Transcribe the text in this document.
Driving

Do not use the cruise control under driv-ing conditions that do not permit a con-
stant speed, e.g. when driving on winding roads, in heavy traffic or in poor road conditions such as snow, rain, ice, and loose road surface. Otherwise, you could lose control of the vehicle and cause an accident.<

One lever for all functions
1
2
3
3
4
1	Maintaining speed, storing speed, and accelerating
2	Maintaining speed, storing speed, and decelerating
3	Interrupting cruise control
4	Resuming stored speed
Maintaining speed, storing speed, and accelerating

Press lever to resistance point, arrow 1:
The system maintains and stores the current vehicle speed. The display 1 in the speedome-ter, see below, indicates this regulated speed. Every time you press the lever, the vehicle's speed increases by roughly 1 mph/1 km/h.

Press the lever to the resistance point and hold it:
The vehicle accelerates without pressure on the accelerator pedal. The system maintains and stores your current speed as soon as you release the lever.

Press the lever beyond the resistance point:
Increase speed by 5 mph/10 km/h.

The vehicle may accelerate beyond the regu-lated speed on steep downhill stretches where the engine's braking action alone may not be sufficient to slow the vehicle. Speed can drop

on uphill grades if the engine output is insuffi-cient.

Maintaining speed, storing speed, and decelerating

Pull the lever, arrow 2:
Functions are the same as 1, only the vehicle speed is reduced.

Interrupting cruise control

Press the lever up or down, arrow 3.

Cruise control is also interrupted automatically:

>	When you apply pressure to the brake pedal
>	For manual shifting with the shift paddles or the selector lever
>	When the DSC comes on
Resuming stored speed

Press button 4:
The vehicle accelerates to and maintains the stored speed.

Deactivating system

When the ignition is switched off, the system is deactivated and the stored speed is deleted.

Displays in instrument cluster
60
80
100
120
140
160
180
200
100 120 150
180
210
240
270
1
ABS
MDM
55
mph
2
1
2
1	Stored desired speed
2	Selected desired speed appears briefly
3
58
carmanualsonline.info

- - -

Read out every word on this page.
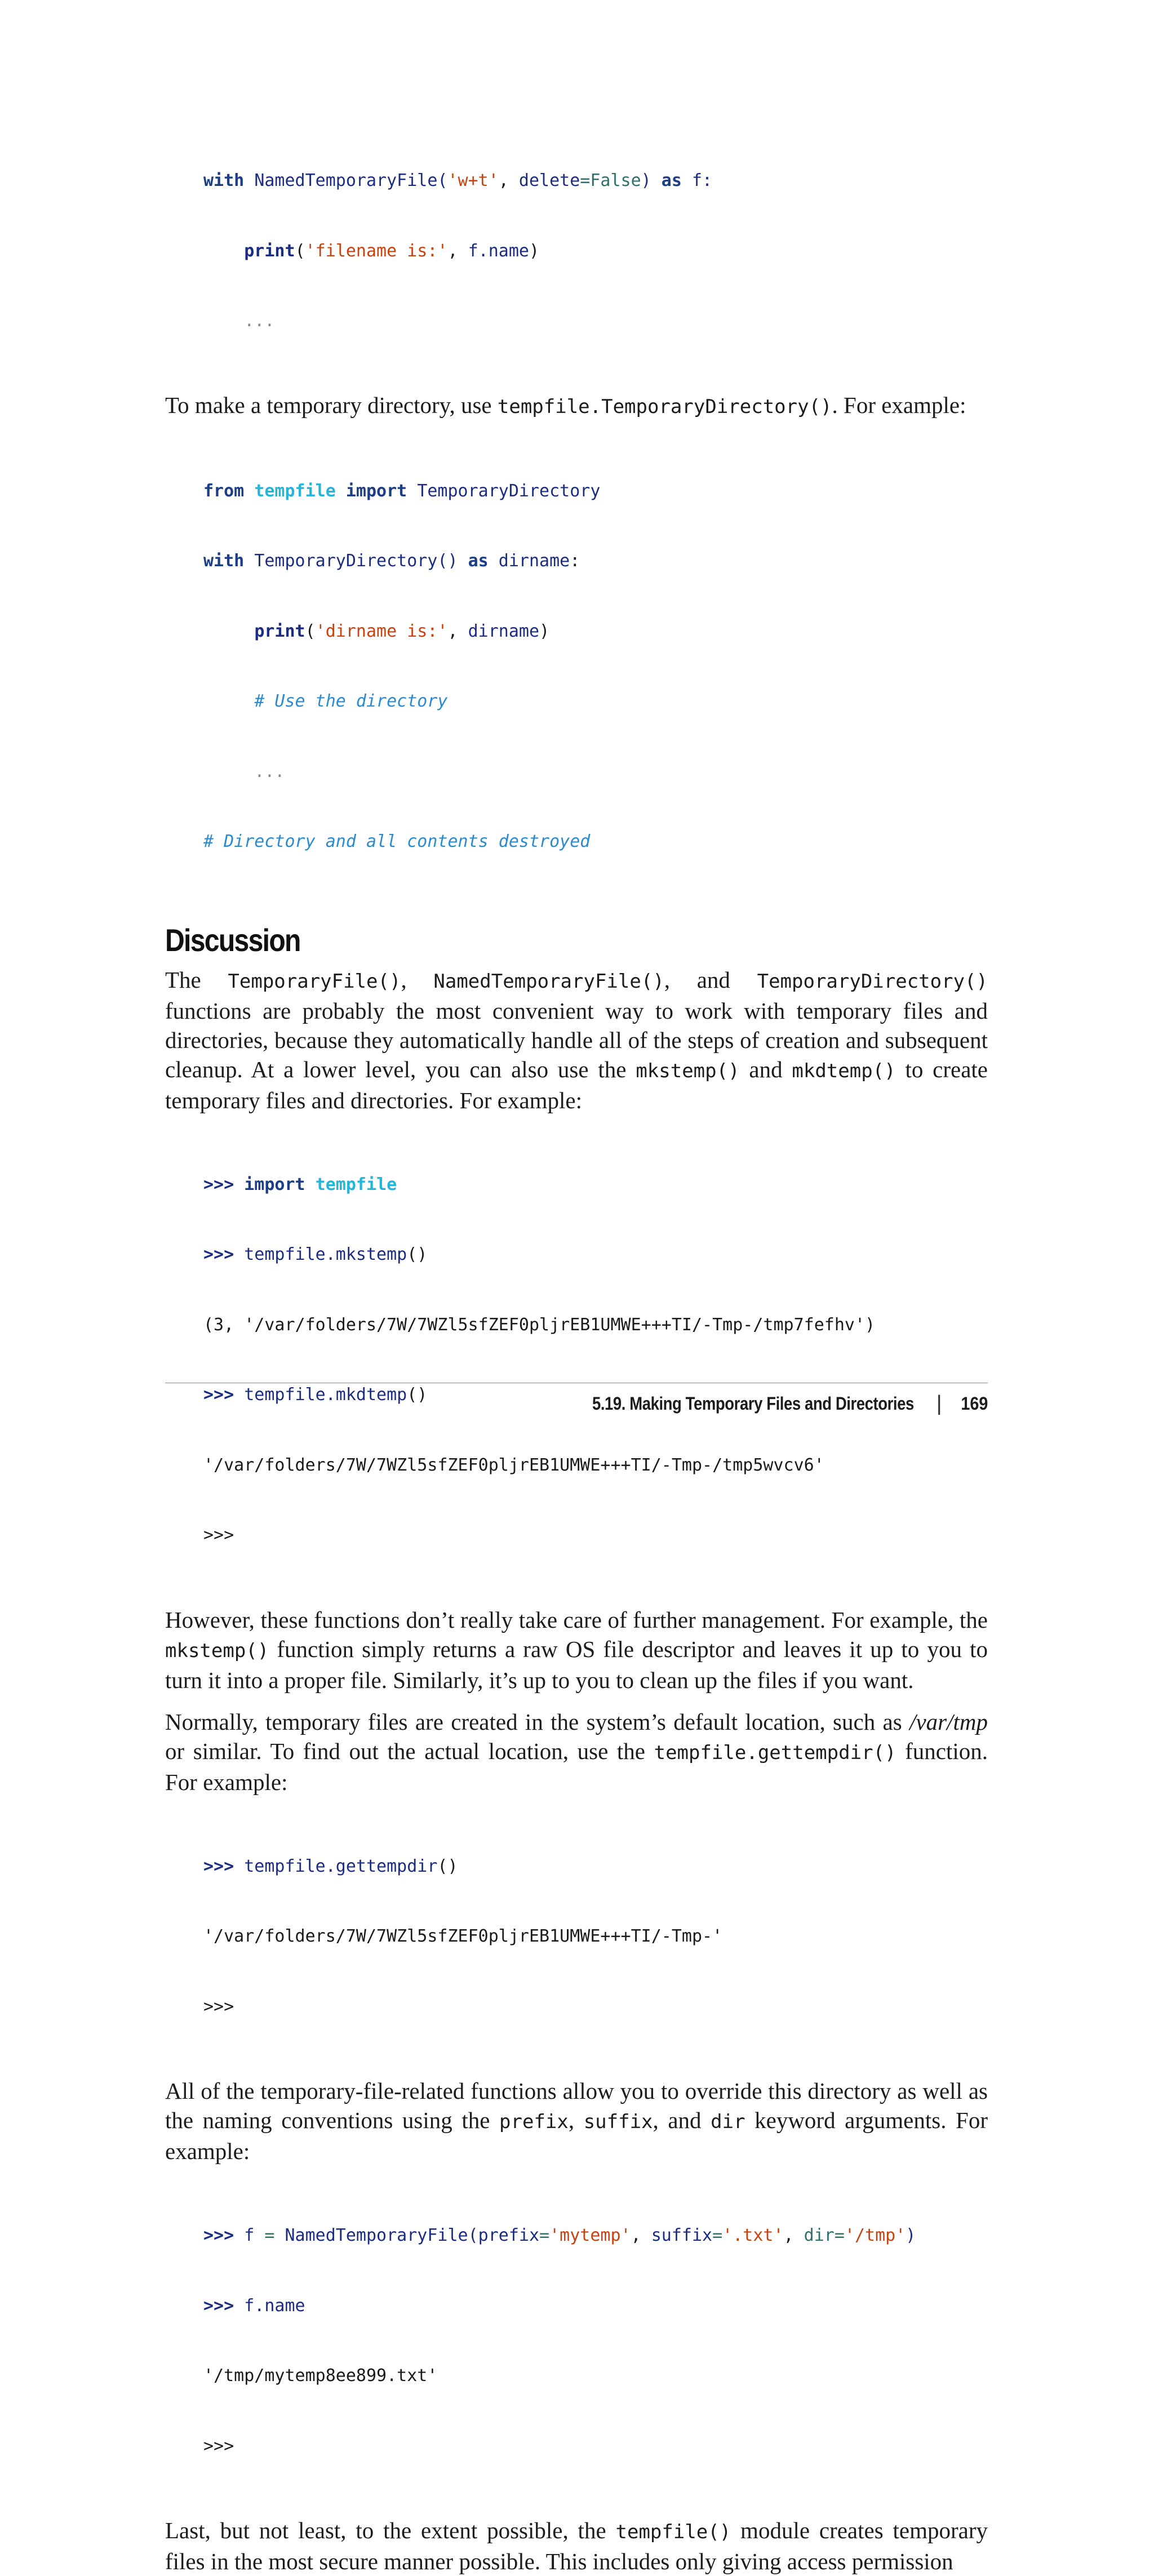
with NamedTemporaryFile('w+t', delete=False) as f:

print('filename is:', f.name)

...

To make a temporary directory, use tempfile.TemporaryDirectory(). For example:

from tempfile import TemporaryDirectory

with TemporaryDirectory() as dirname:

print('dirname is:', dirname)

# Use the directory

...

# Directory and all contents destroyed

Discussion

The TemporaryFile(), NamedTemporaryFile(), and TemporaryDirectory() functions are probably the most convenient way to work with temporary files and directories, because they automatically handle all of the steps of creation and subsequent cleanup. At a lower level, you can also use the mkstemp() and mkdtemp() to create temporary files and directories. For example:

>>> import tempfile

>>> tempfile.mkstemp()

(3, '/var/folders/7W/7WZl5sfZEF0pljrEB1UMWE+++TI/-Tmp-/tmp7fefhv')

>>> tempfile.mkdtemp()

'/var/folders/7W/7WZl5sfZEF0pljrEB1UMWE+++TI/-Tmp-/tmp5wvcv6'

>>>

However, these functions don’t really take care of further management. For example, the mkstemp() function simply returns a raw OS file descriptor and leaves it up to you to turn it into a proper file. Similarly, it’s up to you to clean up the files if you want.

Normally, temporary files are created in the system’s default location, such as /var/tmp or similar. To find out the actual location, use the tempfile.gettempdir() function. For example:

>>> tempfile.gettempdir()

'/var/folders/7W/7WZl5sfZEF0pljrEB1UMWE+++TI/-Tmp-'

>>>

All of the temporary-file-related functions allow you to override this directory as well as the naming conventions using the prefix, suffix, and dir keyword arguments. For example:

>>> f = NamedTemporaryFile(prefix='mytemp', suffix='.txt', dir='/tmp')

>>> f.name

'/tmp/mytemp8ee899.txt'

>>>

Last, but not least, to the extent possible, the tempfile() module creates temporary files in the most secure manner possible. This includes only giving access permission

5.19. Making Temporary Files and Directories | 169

- - -

◆ WORK INSTRUCTIONS: Using the records above, select and copy every line that has the word "folders".

◆ FINAL RESULT:
(3, '/var/folders/7W/7WZl5sfZEF0pljrEB1UMWE+++TI/-Tmp-/tmp7fefhv')
'/var/folders/7W/7WZl5sfZEF0pljrEB1UMWE+++TI/-Tmp-/tmp5wvcv6'
'/var/folders/7W/7WZl5sfZEF0pljrEB1UMWE+++TI/-Tmp-'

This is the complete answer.